= REQUIREMENT =
Set down, in full, every record in the block.

= GIVEN RECORDS =
◆ ◆ ◆ ◆ ◆ ◆ ◆

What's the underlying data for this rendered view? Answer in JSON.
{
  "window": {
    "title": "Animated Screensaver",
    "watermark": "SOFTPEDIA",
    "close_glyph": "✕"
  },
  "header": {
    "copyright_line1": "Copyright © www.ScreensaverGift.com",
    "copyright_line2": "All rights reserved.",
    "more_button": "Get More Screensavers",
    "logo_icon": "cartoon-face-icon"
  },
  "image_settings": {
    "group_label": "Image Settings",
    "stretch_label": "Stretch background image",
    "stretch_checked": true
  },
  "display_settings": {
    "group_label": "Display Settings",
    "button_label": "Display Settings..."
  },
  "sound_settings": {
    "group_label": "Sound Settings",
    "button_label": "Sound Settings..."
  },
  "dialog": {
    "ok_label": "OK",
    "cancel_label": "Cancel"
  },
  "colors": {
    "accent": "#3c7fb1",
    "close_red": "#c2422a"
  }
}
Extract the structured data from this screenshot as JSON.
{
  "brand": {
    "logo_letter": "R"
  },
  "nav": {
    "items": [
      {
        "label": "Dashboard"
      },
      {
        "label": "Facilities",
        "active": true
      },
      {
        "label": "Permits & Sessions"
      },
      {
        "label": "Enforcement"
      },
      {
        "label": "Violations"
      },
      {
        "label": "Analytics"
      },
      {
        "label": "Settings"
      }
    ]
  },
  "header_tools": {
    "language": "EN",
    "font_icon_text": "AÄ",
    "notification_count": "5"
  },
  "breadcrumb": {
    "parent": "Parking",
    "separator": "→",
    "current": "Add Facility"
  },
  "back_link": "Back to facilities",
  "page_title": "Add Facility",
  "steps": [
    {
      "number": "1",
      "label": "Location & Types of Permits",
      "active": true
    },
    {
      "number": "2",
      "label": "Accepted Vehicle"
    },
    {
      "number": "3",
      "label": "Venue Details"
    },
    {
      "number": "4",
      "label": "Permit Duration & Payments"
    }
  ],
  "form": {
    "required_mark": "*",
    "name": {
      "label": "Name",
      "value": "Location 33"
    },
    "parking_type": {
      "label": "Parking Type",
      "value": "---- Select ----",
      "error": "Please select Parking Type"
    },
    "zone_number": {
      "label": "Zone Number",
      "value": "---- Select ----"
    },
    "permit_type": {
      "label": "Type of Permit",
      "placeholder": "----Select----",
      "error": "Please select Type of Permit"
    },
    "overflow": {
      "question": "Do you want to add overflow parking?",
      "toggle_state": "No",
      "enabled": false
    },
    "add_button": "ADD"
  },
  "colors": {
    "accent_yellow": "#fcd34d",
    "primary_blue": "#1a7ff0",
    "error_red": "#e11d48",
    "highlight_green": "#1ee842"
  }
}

◆ ◆ ◆ ◆ ◆ ◆ ◆

= ANSWER IN FULL =
What's the underlying data for this rendered view? Answer in JSON.
{
  "window": {
    "title": "Animated Screensaver",
    "watermark": "SOFTPEDIA",
    "close_glyph": "✕"
  },
  "header": {
    "copyright_line1": "Copyright © www.ScreensaverGift.com",
    "copyright_line2": "All rights reserved.",
    "more_button": "Get More Screensavers",
    "logo_icon": "cartoon-face-icon"
  },
  "image_settings": {
    "group_label": "Image Settings",
    "stretch_label": "Stretch background image",
    "stretch_checked": true
  },
  "display_settings": {
    "group_label": "Display Settings",
    "button_label": "Display Settings..."
  },
  "sound_settings": {
    "group_label": "Sound Settings",
    "button_label": "Sound Settings..."
  },
  "dialog": {
    "ok_label": "OK",
    "cancel_label": "Cancel"
  },
  "colors": {
    "accent": "#3c7fb1",
    "close_red": "#c2422a"
  }
}
Extract the structured data from this screenshot as JSON.
{
  "brand": {
    "logo_letter": "R"
  },
  "nav": {
    "items": [
      {
        "label": "Dashboard"
      },
      {
        "label": "Facilities",
        "active": true
      },
      {
        "label": "Permits & Sessions"
      },
      {
        "label": "Enforcement"
      },
      {
        "label": "Violations"
      },
      {
        "label": "Analytics"
      },
      {
        "label": "Settings"
      }
    ]
  },
  "header_tools": {
    "language": "EN",
    "font_icon_text": "AÄ",
    "notification_count": "5"
  },
  "breadcrumb": {
    "parent": "Parking",
    "separator": "→",
    "current": "Add Facility"
  },
  "back_link": "Back to facilities",
  "page_title": "Add Facility",
  "steps": [
    {
      "number": "1",
      "label": "Location & Types of Permits",
      "active": true
    },
    {
      "number": "2",
      "label": "Accepted Vehicle"
    },
    {
      "number": "3",
      "label": "Venue Details"
    },
    {
      "number": "4",
      "label": "Permit Duration & Payments"
    }
  ],
  "form": {
    "required_mark": "*",
    "name": {
      "label": "Name",
      "value": "Location 33"
    },
    "parking_type": {
      "label": "Parking Type",
      "value": "---- Select ----",
      "error": "Please select Parking Type"
    },
    "zone_number": {
      "label": "Zone Number",
      "value": "---- Select ----"
    },
    "permit_type": {
      "label": "Type of Permit",
      "placeholder": "----Select----",
      "error": "Please select Type of Permit"
    },
    "overflow": {
      "question": "Do you want to add overflow parking?",
      "toggle_state": "No",
      "enabled": false
    },
    "add_button": "ADD"
  },
  "colors": {
    "accent_yellow": "#fcd34d",
    "primary_blue": "#1a7ff0",
    "error_red": "#e11d48",
    "highlight_green": "#1ee842"
  }
}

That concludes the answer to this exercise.